#### [Task details]
Drop the pictures from the entries below, then reproduce the rest exactly.

(Collection entries)

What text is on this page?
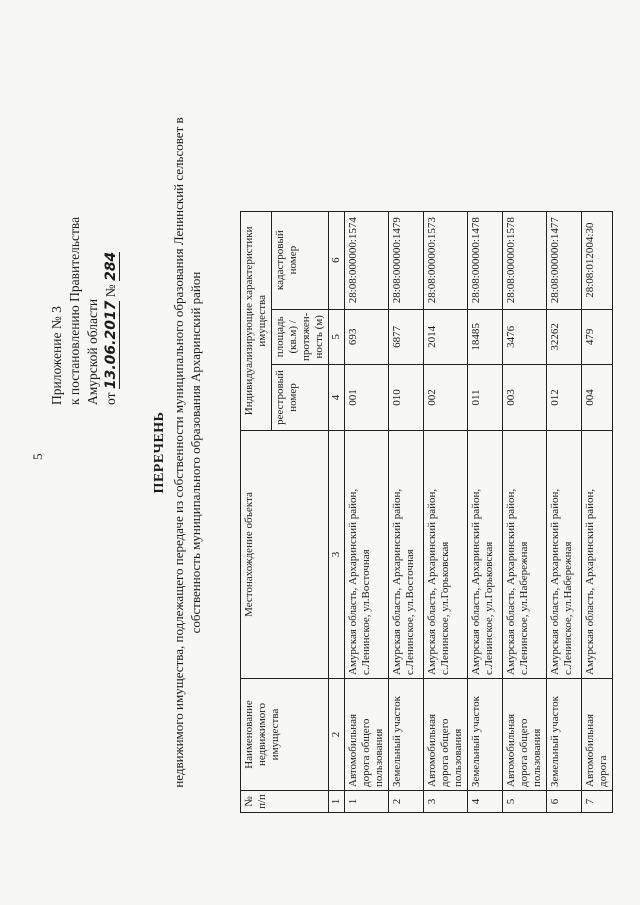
5
Приложение № 3 к постановлению Правительства Амурской области от 13.06.2017 № 284
ПЕРЕЧЕНЬ недвижимого имущества, подлежащего передаче из собственности муниципального образования Ленинский сельсовет в собственность муниципального образования Архаринский район
№ п/п	Наименование недвижимого имущества	Местонахождение объекта	Индивидуализирующие характеристики имущества		
			реестровый номер	площадь (кв.м) / протяжен- ность (м)	кадастровый номер
1	2	3	4	5	6
1	Автомобильная дорога общего пользования	Амурская область, Архаринский район, с.Ленинское, ул.Восточная	001	693	28:08:000000:1574
2	Земельный участок	Амурская область, Архаринский район, с.Ленинское, ул.Восточная	010	6877	28:08:000000:1479
3	Автомобильная дорога общего пользования	Амурская область, Архаринский район, с.Ленинское, ул.Горьковская	002	2014	28:08:000000:1573
4	Земельный участок	Амурская область, Архаринский район, с.Ленинское, ул.Горьковская	011	18485	28:08:000000:1478
5	Автомобильная дорога общего пользования	Амурская область, Архаринский район, с.Ленинское, ул.Набережная	003	3476	28:08:000000:1578
6	Земельный участок	Амурская область, Архаринский район, с.Ленинское, ул.Набережная	012	32262	28:08:000000:1477
7	Автомобильная дорога	Амурская область, Архаринский район,	004	479	28:08:012004:30
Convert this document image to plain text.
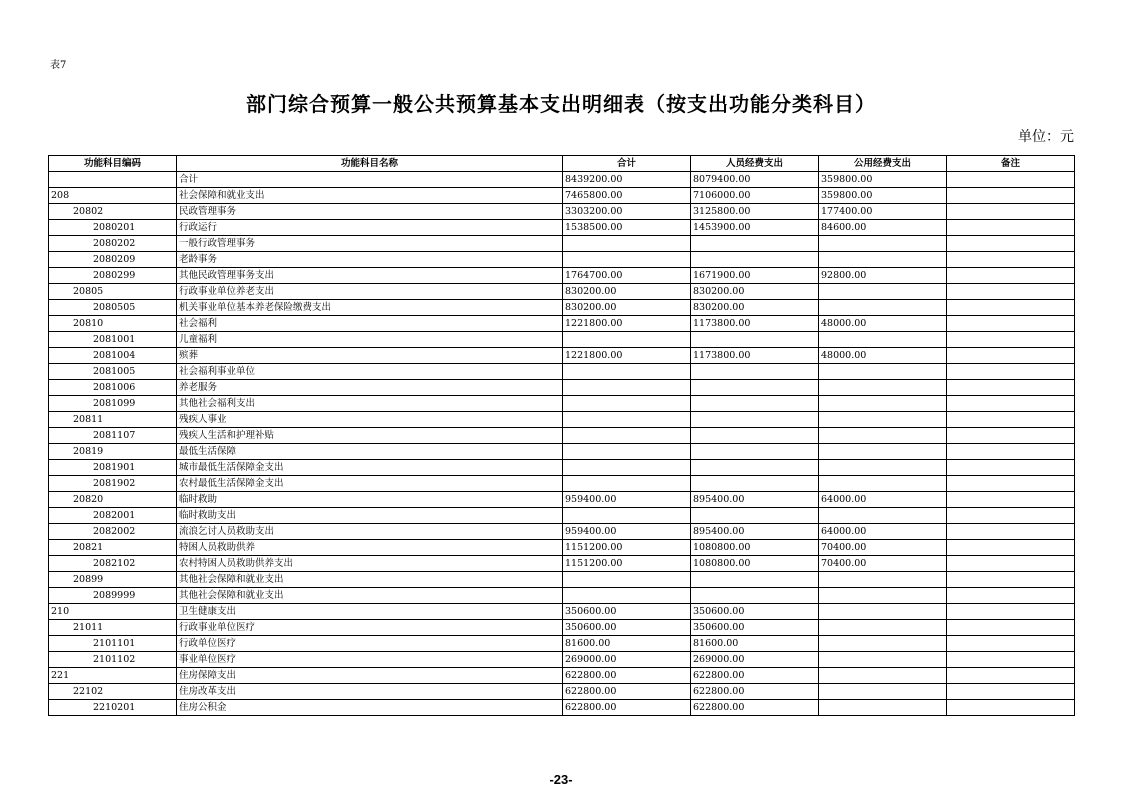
表7
部门综合预算一般公共预算基本支出明细表（按支出功能分类科目）
单位：元
功能科目编码	功能科目名称	合计	人员经费支出	公用经费支出	备注
	合计	8439200.00	8079400.00	359800.00	
208	社会保障和就业支出	7465800.00	7106000.00	359800.00	
20802	民政管理事务	3303200.00	3125800.00	177400.00	
2080201	行政运行	1538500.00	1453900.00	84600.00	
2080202	一般行政管理事务				
2080209	老龄事务				
2080299	其他民政管理事务支出	1764700.00	1671900.00	92800.00	
20805	行政事业单位养老支出	830200.00	830200.00		
2080505	机关事业单位基本养老保险缴费支出	830200.00	830200.00		
20810	社会福利	1221800.00	1173800.00	48000.00	
2081001	儿童福利				
2081004	殡葬	1221800.00	1173800.00	48000.00	
2081005	社会福利事业单位				
2081006	养老服务				
2081099	其他社会福利支出				
20811	残疾人事业				
2081107	残疾人生活和护理补贴				
20819	最低生活保障				
2081901	城市最低生活保障金支出				
2081902	农村最低生活保障金支出				
20820	临时救助	959400.00	895400.00	64000.00	
2082001	临时救助支出				
2082002	流浪乞讨人员救助支出	959400.00	895400.00	64000.00	
20821	特困人员救助供养	1151200.00	1080800.00	70400.00	
2082102	农村特困人员救助供养支出	1151200.00	1080800.00	70400.00	
20899	其他社会保障和就业支出				
2089999	其他社会保障和就业支出				
210	卫生健康支出	350600.00	350600.00		
21011	行政事业单位医疗	350600.00	350600.00		
2101101	行政单位医疗	81600.00	81600.00		
2101102	事业单位医疗	269000.00	269000.00		
221	住房保障支出	622800.00	622800.00		
22102	住房改革支出	622800.00	622800.00		
2210201	住房公积金	622800.00	622800.00		
-23-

#### [The reply]
What text is on this page?
5
Приложение № 3 к постановлению Правительства Амурской области от 13.06.2017 № 284
ПЕРЕЧЕНЬ недвижимого имущества, подлежащего передаче из собственности муниципального образования Ленинский сельсовет в собственность муниципального образования Архаринский район
№ п/п	Наименование недвижимого имущества	Местонахождение объекта	Индивидуализирующие характеристики имущества		
			реестровый номер	площадь (кв.м) / протяжен- ность (м)	кадастровый номер
1	2	3	4	5	6
1	Автомобильная дорога общего пользования	Амурская область, Архаринский район, с.Ленинское, ул.Восточная	001	693	28:08:000000:1574
2	Земельный участок	Амурская область, Архаринский район, с.Ленинское, ул.Восточная	010	6877	28:08:000000:1479
3	Автомобильная дорога общего пользования	Амурская область, Архаринский район, с.Ленинское, ул.Горьковская	002	2014	28:08:000000:1573
4	Земельный участок	Амурская область, Архаринский район, с.Ленинское, ул.Горьковская	011	18485	28:08:000000:1478
5	Автомобильная дорога общего пользования	Амурская область, Архаринский район, с.Ленинское, ул.Набережная	003	3476	28:08:000000:1578
6	Земельный участок	Амурская область, Архаринский район, с.Ленинское, ул.Набережная	012	32262	28:08:000000:1477
7	Автомобильная дорога	Амурская область, Архаринский район,	004	479	28:08:012004:30
Convert this document image to plain text.
表7
部门综合预算一般公共预算基本支出明细表（按支出功能分类科目）
单位：元
功能科目编码	功能科目名称	合计	人员经费支出	公用经费支出	备注
	合计	8439200.00	8079400.00	359800.00	
208	社会保障和就业支出	7465800.00	7106000.00	359800.00	
20802	民政管理事务	3303200.00	3125800.00	177400.00	
2080201	行政运行	1538500.00	1453900.00	84600.00	
2080202	一般行政管理事务				
2080209	老龄事务				
2080299	其他民政管理事务支出	1764700.00	1671900.00	92800.00	
20805	行政事业单位养老支出	830200.00	830200.00		
2080505	机关事业单位基本养老保险缴费支出	830200.00	830200.00		
20810	社会福利	1221800.00	1173800.00	48000.00	
2081001	儿童福利				
2081004	殡葬	1221800.00	1173800.00	48000.00	
2081005	社会福利事业单位				
2081006	养老服务				
2081099	其他社会福利支出				
20811	残疾人事业				
2081107	残疾人生活和护理补贴				
20819	最低生活保障				
2081901	城市最低生活保障金支出				
2081902	农村最低生活保障金支出				
20820	临时救助	959400.00	895400.00	64000.00	
2082001	临时救助支出				
2082002	流浪乞讨人员救助支出	959400.00	895400.00	64000.00	
20821	特困人员救助供养	1151200.00	1080800.00	70400.00	
2082102	农村特困人员救助供养支出	1151200.00	1080800.00	70400.00	
20899	其他社会保障和就业支出				
2089999	其他社会保障和就业支出				
210	卫生健康支出	350600.00	350600.00		
21011	行政事业单位医疗	350600.00	350600.00		
2101101	行政单位医疗	81600.00	81600.00		
2101102	事业单位医疗	269000.00	269000.00		
221	住房保障支出	622800.00	622800.00		
22102	住房改革支出	622800.00	622800.00		
2210201	住房公积金	622800.00	622800.00		
-23-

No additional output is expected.